Data for this task:

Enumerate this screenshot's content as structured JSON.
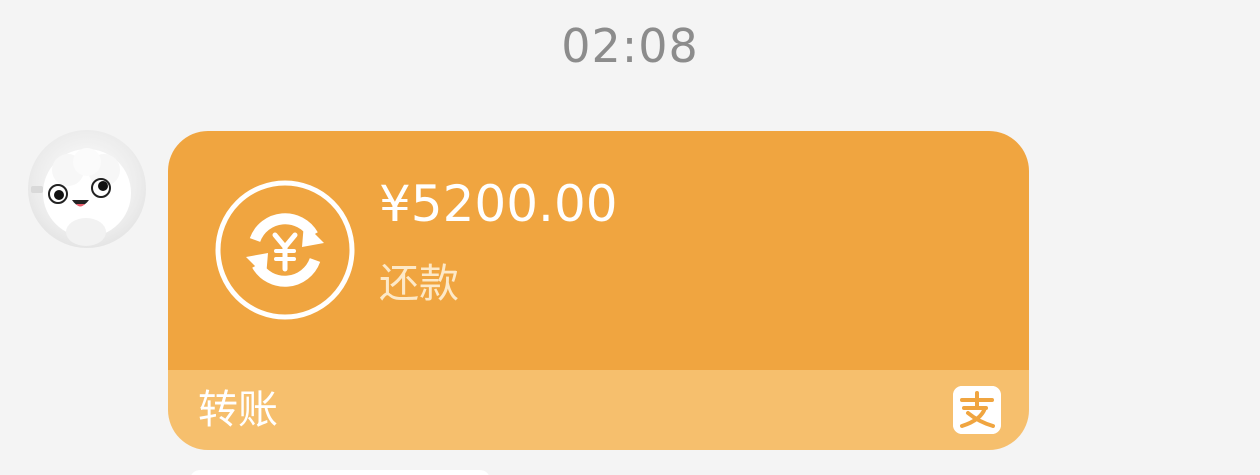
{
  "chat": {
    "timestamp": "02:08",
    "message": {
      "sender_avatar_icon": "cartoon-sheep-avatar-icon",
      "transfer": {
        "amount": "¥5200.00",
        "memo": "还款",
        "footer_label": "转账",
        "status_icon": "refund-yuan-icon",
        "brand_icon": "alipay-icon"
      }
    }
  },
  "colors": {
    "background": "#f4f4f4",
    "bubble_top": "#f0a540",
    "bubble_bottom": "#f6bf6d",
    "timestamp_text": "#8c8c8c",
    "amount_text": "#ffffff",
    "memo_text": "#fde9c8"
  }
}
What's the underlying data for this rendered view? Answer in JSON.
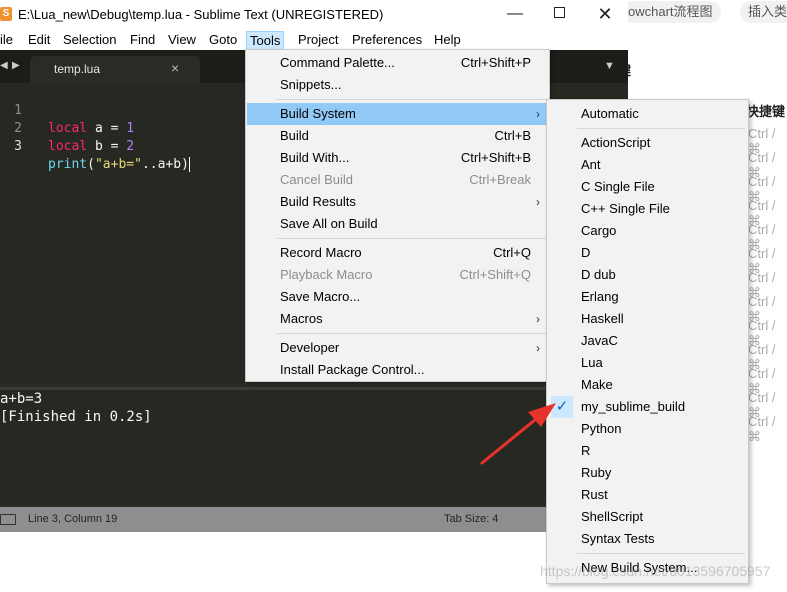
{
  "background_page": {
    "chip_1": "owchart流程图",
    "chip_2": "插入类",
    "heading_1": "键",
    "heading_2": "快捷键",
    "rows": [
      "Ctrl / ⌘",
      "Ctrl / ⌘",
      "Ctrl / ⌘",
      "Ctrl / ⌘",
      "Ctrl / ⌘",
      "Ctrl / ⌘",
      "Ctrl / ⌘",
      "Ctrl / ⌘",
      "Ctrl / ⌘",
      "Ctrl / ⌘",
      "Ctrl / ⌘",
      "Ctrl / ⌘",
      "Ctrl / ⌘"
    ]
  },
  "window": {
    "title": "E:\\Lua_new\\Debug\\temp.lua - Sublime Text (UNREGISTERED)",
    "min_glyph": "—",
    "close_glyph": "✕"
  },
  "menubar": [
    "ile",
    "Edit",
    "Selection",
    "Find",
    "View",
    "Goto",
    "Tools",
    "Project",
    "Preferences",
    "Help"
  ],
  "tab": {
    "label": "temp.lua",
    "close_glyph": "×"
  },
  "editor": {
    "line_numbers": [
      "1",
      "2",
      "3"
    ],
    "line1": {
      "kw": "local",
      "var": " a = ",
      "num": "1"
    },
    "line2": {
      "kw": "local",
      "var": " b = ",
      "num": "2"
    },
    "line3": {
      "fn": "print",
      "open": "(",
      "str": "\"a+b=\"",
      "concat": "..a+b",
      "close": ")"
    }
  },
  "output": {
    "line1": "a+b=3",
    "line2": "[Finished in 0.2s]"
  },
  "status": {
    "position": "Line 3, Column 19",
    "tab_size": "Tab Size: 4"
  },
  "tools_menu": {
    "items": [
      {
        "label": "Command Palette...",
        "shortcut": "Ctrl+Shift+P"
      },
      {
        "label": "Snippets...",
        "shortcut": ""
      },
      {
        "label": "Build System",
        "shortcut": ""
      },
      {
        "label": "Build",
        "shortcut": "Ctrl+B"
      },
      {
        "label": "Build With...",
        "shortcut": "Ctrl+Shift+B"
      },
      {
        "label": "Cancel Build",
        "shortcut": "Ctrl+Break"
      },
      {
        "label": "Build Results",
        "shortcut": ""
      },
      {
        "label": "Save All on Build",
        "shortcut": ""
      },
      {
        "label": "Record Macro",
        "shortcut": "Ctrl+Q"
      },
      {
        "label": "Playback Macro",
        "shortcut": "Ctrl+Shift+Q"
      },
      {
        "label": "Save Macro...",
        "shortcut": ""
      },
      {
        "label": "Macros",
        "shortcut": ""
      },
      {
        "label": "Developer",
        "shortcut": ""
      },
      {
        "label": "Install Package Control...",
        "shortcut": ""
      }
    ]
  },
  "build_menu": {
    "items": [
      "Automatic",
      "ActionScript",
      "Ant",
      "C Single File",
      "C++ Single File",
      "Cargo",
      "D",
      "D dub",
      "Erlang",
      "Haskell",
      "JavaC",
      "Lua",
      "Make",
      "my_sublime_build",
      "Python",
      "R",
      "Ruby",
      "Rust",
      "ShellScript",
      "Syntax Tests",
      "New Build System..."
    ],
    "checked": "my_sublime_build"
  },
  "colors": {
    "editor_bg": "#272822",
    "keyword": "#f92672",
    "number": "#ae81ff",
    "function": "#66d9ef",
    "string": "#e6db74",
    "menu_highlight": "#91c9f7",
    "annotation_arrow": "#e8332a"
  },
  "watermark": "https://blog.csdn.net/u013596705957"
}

Task statement: Leave out the pictures and copy everything else in the records word for word.

Solution to this problem:
Enumerate this screenshot's content as structured JSON.
{
  "chat": {
    "timestamp": "02:08",
    "message": {
      "sender_avatar_icon": "cartoon-sheep-avatar-icon",
      "transfer": {
        "amount": "¥5200.00",
        "memo": "还款",
        "footer_label": "转账",
        "status_icon": "refund-yuan-icon",
        "brand_icon": "alipay-icon"
      }
    }
  },
  "colors": {
    "background": "#f4f4f4",
    "bubble_top": "#f0a540",
    "bubble_bottom": "#f6bf6d",
    "timestamp_text": "#8c8c8c",
    "amount_text": "#ffffff",
    "memo_text": "#fde9c8"
  }
}
What's the underlying data for this rendered view? Answer in JSON.
{
  "background_page": {
    "chip_1": "owchart流程图",
    "chip_2": "插入类",
    "heading_1": "键",
    "heading_2": "快捷键",
    "rows": [
      "Ctrl / ⌘",
      "Ctrl / ⌘",
      "Ctrl / ⌘",
      "Ctrl / ⌘",
      "Ctrl / ⌘",
      "Ctrl / ⌘",
      "Ctrl / ⌘",
      "Ctrl / ⌘",
      "Ctrl / ⌘",
      "Ctrl / ⌘",
      "Ctrl / ⌘",
      "Ctrl / ⌘",
      "Ctrl / ⌘"
    ]
  },
  "window": {
    "title": "E:\\Lua_new\\Debug\\temp.lua - Sublime Text (UNREGISTERED)",
    "min_glyph": "—",
    "close_glyph": "✕"
  },
  "menubar": [
    "ile",
    "Edit",
    "Selection",
    "Find",
    "View",
    "Goto",
    "Tools",
    "Project",
    "Preferences",
    "Help"
  ],
  "tab": {
    "label": "temp.lua",
    "close_glyph": "×"
  },
  "editor": {
    "line_numbers": [
      "1",
      "2",
      "3"
    ],
    "line1": {
      "kw": "local",
      "var": " a = ",
      "num": "1"
    },
    "line2": {
      "kw": "local",
      "var": " b = ",
      "num": "2"
    },
    "line3": {
      "fn": "print",
      "open": "(",
      "str": "\"a+b=\"",
      "concat": "..a+b",
      "close": ")"
    }
  },
  "output": {
    "line1": "a+b=3",
    "line2": "[Finished in 0.2s]"
  },
  "status": {
    "position": "Line 3, Column 19",
    "tab_size": "Tab Size: 4"
  },
  "tools_menu": {
    "items": [
      {
        "label": "Command Palette...",
        "shortcut": "Ctrl+Shift+P"
      },
      {
        "label": "Snippets...",
        "shortcut": ""
      },
      {
        "label": "Build System",
        "shortcut": ""
      },
      {
        "label": "Build",
        "shortcut": "Ctrl+B"
      },
      {
        "label": "Build With...",
        "shortcut": "Ctrl+Shift+B"
      },
      {
        "label": "Cancel Build",
        "shortcut": "Ctrl+Break"
      },
      {
        "label": "Build Results",
        "shortcut": ""
      },
      {
        "label": "Save All on Build",
        "shortcut": ""
      },
      {
        "label": "Record Macro",
        "shortcut": "Ctrl+Q"
      },
      {
        "label": "Playback Macro",
        "shortcut": "Ctrl+Shift+Q"
      },
      {
        "label": "Save Macro...",
        "shortcut": ""
      },
      {
        "label": "Macros",
        "shortcut": ""
      },
      {
        "label": "Developer",
        "shortcut": ""
      },
      {
        "label": "Install Package Control...",
        "shortcut": ""
      }
    ]
  },
  "build_menu": {
    "items": [
      "Automatic",
      "ActionScript",
      "Ant",
      "C Single File",
      "C++ Single File",
      "Cargo",
      "D",
      "D dub",
      "Erlang",
      "Haskell",
      "JavaC",
      "Lua",
      "Make",
      "my_sublime_build",
      "Python",
      "R",
      "Ruby",
      "Rust",
      "ShellScript",
      "Syntax Tests",
      "New Build System..."
    ],
    "checked": "my_sublime_build"
  },
  "colors": {
    "editor_bg": "#272822",
    "keyword": "#f92672",
    "number": "#ae81ff",
    "function": "#66d9ef",
    "string": "#e6db74",
    "menu_highlight": "#91c9f7",
    "annotation_arrow": "#e8332a"
  },
  "watermark": "https://blog.csdn.net/u013596705957"
}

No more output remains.